*TASK*. Every line of the material below must be repeated exactly.

*LISTED RECORDS*.
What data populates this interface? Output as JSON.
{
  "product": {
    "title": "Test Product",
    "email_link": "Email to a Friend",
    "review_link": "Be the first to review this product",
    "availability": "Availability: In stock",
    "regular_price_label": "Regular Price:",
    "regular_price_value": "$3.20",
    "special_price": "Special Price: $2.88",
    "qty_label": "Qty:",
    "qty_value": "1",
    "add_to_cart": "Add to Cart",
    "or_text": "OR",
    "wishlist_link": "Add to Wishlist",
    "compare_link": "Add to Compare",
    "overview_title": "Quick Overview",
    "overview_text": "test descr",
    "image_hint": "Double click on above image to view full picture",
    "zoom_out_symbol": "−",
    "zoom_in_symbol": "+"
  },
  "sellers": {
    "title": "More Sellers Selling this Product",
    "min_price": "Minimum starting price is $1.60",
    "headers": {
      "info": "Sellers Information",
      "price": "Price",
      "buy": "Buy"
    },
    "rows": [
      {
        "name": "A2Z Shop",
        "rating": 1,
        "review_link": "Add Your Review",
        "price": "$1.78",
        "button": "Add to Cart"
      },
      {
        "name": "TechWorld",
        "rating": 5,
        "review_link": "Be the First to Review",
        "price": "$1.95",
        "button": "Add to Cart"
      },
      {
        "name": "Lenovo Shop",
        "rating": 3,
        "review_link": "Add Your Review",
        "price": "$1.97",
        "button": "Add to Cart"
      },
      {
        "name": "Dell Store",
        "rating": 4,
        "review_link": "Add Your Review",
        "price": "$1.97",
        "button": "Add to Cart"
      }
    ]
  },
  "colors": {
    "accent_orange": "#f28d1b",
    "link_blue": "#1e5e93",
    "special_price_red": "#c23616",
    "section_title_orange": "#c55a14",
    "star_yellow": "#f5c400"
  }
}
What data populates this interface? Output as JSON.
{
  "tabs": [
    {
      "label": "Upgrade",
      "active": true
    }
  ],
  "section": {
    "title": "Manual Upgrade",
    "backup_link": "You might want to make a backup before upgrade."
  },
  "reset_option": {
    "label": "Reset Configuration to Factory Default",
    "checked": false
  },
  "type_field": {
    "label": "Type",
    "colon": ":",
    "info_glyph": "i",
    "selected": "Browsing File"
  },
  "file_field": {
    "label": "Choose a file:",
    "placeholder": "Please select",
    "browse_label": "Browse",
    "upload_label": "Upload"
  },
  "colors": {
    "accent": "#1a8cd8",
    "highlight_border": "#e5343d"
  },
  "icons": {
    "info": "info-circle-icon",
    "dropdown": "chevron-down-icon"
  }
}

*SOLUTION TO THE EXERCISE*.
What data populates this interface? Output as JSON.
{
  "product": {
    "title": "Test Product",
    "email_link": "Email to a Friend",
    "review_link": "Be the first to review this product",
    "availability": "Availability: In stock",
    "regular_price_label": "Regular Price:",
    "regular_price_value": "$3.20",
    "special_price": "Special Price: $2.88",
    "qty_label": "Qty:",
    "qty_value": "1",
    "add_to_cart": "Add to Cart",
    "or_text": "OR",
    "wishlist_link": "Add to Wishlist",
    "compare_link": "Add to Compare",
    "overview_title": "Quick Overview",
    "overview_text": "test descr",
    "image_hint": "Double click on above image to view full picture",
    "zoom_out_symbol": "−",
    "zoom_in_symbol": "+"
  },
  "sellers": {
    "title": "More Sellers Selling this Product",
    "min_price": "Minimum starting price is $1.60",
    "headers": {
      "info": "Sellers Information",
      "price": "Price",
      "buy": "Buy"
    },
    "rows": [
      {
        "name": "A2Z Shop",
        "rating": 1,
        "review_link": "Add Your Review",
        "price": "$1.78",
        "button": "Add to Cart"
      },
      {
        "name": "TechWorld",
        "rating": 5,
        "review_link": "Be the First to Review",
        "price": "$1.95",
        "button": "Add to Cart"
      },
      {
        "name": "Lenovo Shop",
        "rating": 3,
        "review_link": "Add Your Review",
        "price": "$1.97",
        "button": "Add to Cart"
      },
      {
        "name": "Dell Store",
        "rating": 4,
        "review_link": "Add Your Review",
        "price": "$1.97",
        "button": "Add to Cart"
      }
    ]
  },
  "colors": {
    "accent_orange": "#f28d1b",
    "link_blue": "#1e5e93",
    "special_price_red": "#c23616",
    "section_title_orange": "#c55a14",
    "star_yellow": "#f5c400"
  }
}
What data populates this interface? Output as JSON.
{
  "tabs": [
    {
      "label": "Upgrade",
      "active": true
    }
  ],
  "section": {
    "title": "Manual Upgrade",
    "backup_link": "You might want to make a backup before upgrade."
  },
  "reset_option": {
    "label": "Reset Configuration to Factory Default",
    "checked": false
  },
  "type_field": {
    "label": "Type",
    "colon": ":",
    "info_glyph": "i",
    "selected": "Browsing File"
  },
  "file_field": {
    "label": "Choose a file:",
    "placeholder": "Please select",
    "browse_label": "Browse",
    "upload_label": "Upload"
  },
  "colors": {
    "accent": "#1a8cd8",
    "highlight_border": "#e5343d"
  },
  "icons": {
    "info": "info-circle-icon",
    "dropdown": "chevron-down-icon"
  }
}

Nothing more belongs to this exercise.